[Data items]
------------------------------------------------------------
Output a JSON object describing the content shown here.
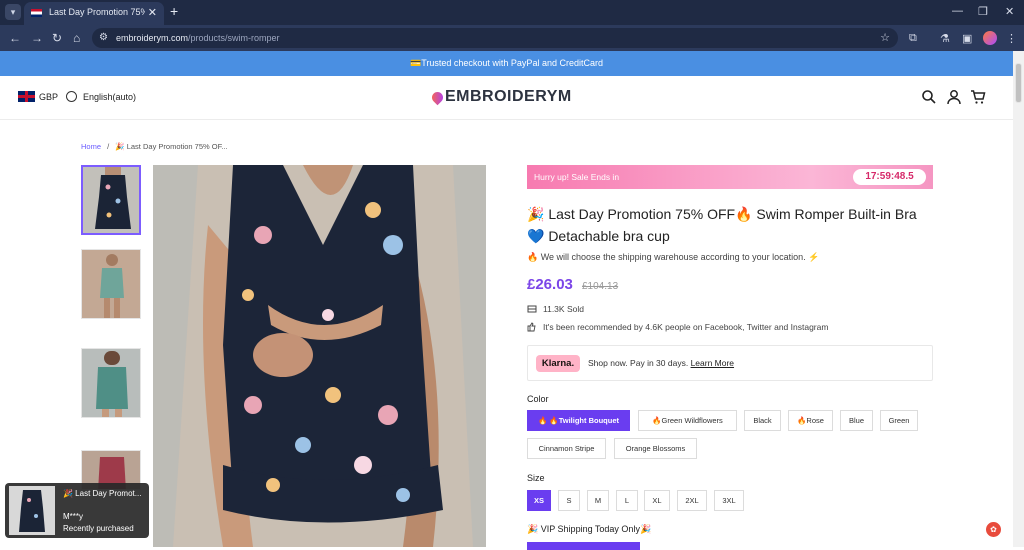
{
  "browser": {
    "tab_title": "Last Day Promotion 75% Of",
    "tab_close": "✕",
    "new_tab": "+",
    "url_domain": "embroiderym.com",
    "url_path": "/products/swim-romper",
    "window_controls": [
      "—",
      "❐",
      "✕"
    ]
  },
  "announcement": "💳Trusted checkout with PayPal and CreditCard",
  "header": {
    "currency": "GBP",
    "language": "English(auto)",
    "logo": "EMBROIDERYM"
  },
  "breadcrumb": {
    "home": "Home",
    "separator": "/",
    "current": "🎉 Last Day Promotion 75% OF..."
  },
  "product": {
    "sale_label": "Hurry up! Sale Ends in",
    "countdown": "17:59:48.5",
    "title": "🎉 Last Day Promotion 75% OFF🔥 Swim Romper Built-in Bra💙 Detachable bra cup",
    "shipping_note": "🔥 We will choose the shipping warehouse according to your location. ⚡",
    "price": "£26.03",
    "old_price": "£104.13",
    "sold": "11.3K Sold",
    "recommended": "It's been recommended by 4.6K people on Facebook, Twitter and Instagram",
    "klarna_badge": "Klarna.",
    "klarna_text": "Shop now. Pay in 30 days.",
    "klarna_link": "Learn More",
    "color_label": "Color",
    "colors": [
      "🔥 🔥Twilight Bouquet",
      "🔥Green Wildflowers",
      "Black",
      "🔥Rose",
      "Blue",
      "Green",
      "Cinnamon Stripe",
      "Orange Blossoms"
    ],
    "size_label": "Size",
    "sizes": [
      "XS",
      "S",
      "M",
      "L",
      "XL",
      "2XL",
      "3XL"
    ],
    "vip_shipping": "🎉 VIP Shipping Today Only🎉"
  },
  "toast": {
    "title": "🎉 Last Day Promot...",
    "buyer": "M***y",
    "status": "Recently purchased"
  },
  "colors": {
    "accent": "#6a3df0",
    "announce": "#4a8fe2",
    "price": "#7b45e8"
  }
}
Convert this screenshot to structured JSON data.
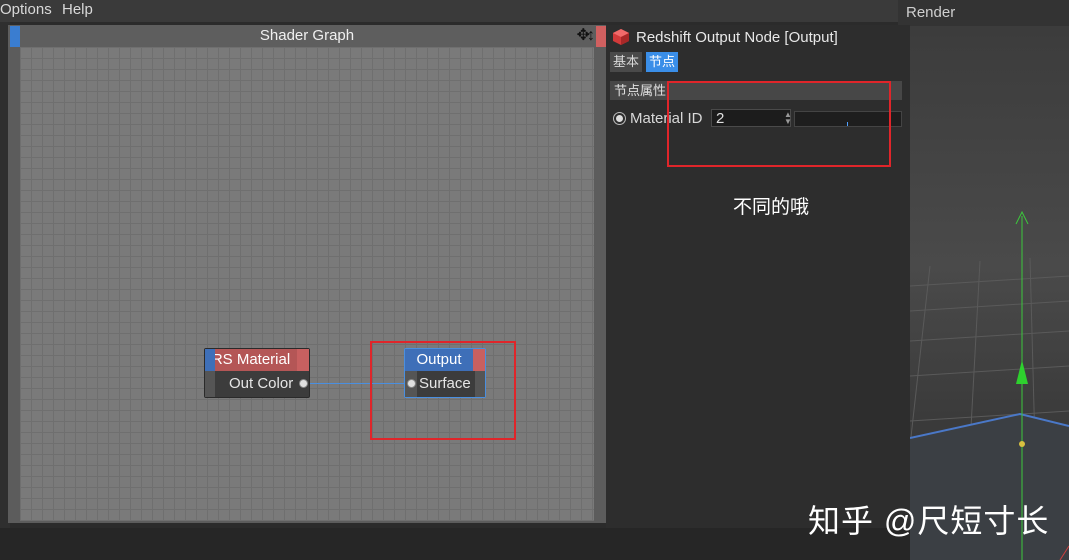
{
  "menu": {
    "options": "Options",
    "help": "Help"
  },
  "viewport": {
    "header": "Render"
  },
  "shader_graph": {
    "title": "Shader Graph",
    "arrows_glyph": "✥↕",
    "nodes": {
      "rs_material": {
        "title": "RS Material",
        "port": "Out Color",
        "header_color": "#b45656"
      },
      "output": {
        "title": "Output",
        "port": "Surface",
        "header_color": "#3e6fb8"
      }
    }
  },
  "properties": {
    "title": "Redshift Output Node [Output]",
    "tabs": {
      "basic": "基本",
      "node": "节点"
    },
    "section": "节点属性",
    "material_id": {
      "label": "Material ID",
      "value": "2"
    },
    "note": "不同的哦"
  },
  "watermark": "知乎 @尺短寸长",
  "colors": {
    "accent": "#3a8ee8",
    "highlight": "#e0252a"
  }
}
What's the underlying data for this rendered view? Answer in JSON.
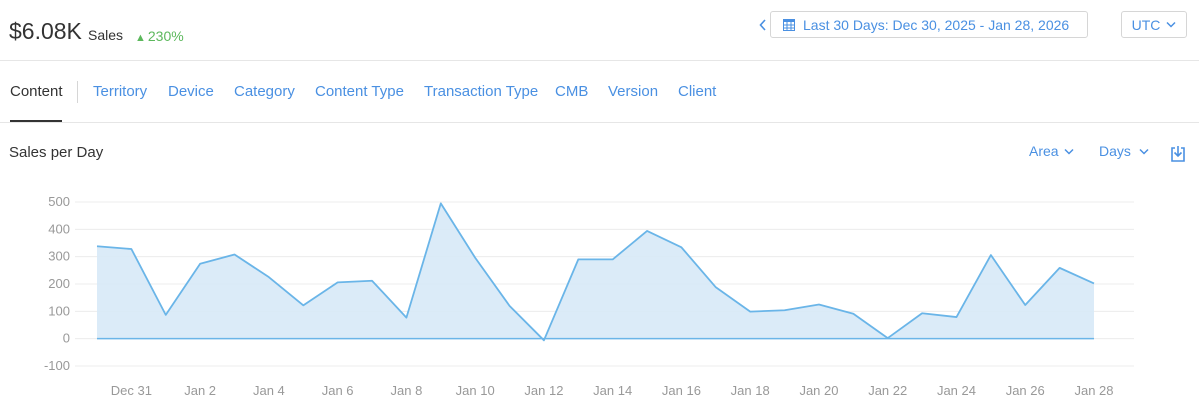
------------------------------------------------------------
Given problem: Write out the records above exactly as they stand, leaving out every picture.

The result:
Output a JSON object describing the content shown here.
{
  "browser": {
    "tab_title": "Last Day Promotion 75% Of",
    "tab_close": "✕",
    "new_tab": "+",
    "url_domain": "embroiderym.com",
    "url_path": "/products/swim-romper",
    "window_controls": [
      "—",
      "❐",
      "✕"
    ]
  },
  "announcement": "💳Trusted checkout with PayPal and CreditCard",
  "header": {
    "currency": "GBP",
    "language": "English(auto)",
    "logo": "EMBROIDERYM"
  },
  "breadcrumb": {
    "home": "Home",
    "separator": "/",
    "current": "🎉 Last Day Promotion 75% OF..."
  },
  "product": {
    "sale_label": "Hurry up! Sale Ends in",
    "countdown": "17:59:48.5",
    "title": "🎉 Last Day Promotion 75% OFF🔥 Swim Romper Built-in Bra💙 Detachable bra cup",
    "shipping_note": "🔥 We will choose the shipping warehouse according to your location. ⚡",
    "price": "£26.03",
    "old_price": "£104.13",
    "sold": "11.3K Sold",
    "recommended": "It's been recommended by 4.6K people on Facebook, Twitter and Instagram",
    "klarna_badge": "Klarna.",
    "klarna_text": "Shop now. Pay in 30 days.",
    "klarna_link": "Learn More",
    "color_label": "Color",
    "colors": [
      "🔥 🔥Twilight Bouquet",
      "🔥Green Wildflowers",
      "Black",
      "🔥Rose",
      "Blue",
      "Green",
      "Cinnamon Stripe",
      "Orange Blossoms"
    ],
    "size_label": "Size",
    "sizes": [
      "XS",
      "S",
      "M",
      "L",
      "XL",
      "2XL",
      "3XL"
    ],
    "vip_shipping": "🎉 VIP Shipping Today Only🎉"
  },
  "toast": {
    "title": "🎉 Last Day Promot...",
    "buyer": "M***y",
    "status": "Recently purchased"
  },
  "colors": {
    "accent": "#6a3df0",
    "announce": "#4a8fe2",
    "price": "#7b45e8"
  }
}
Convert this screenshot to structured JSON data.
{
  "menu": {
    "options": "Options",
    "help": "Help"
  },
  "viewport": {
    "header": "Render"
  },
  "shader_graph": {
    "title": "Shader Graph",
    "arrows_glyph": "✥↕",
    "nodes": {
      "rs_material": {
        "title": "RS Material",
        "port": "Out Color",
        "header_color": "#b45656"
      },
      "output": {
        "title": "Output",
        "port": "Surface",
        "header_color": "#3e6fb8"
      }
    }
  },
  "properties": {
    "title": "Redshift Output Node [Output]",
    "tabs": {
      "basic": "基本",
      "node": "节点"
    },
    "section": "节点属性",
    "material_id": {
      "label": "Material ID",
      "value": "2"
    },
    "note": "不同的哦"
  },
  "watermark": "知乎 @尺短寸长",
  "colors": {
    "accent": "#3a8ee8",
    "highlight": "#e0252a"
  }
}
What's the underlying data for this rendered view? Answer in JSON.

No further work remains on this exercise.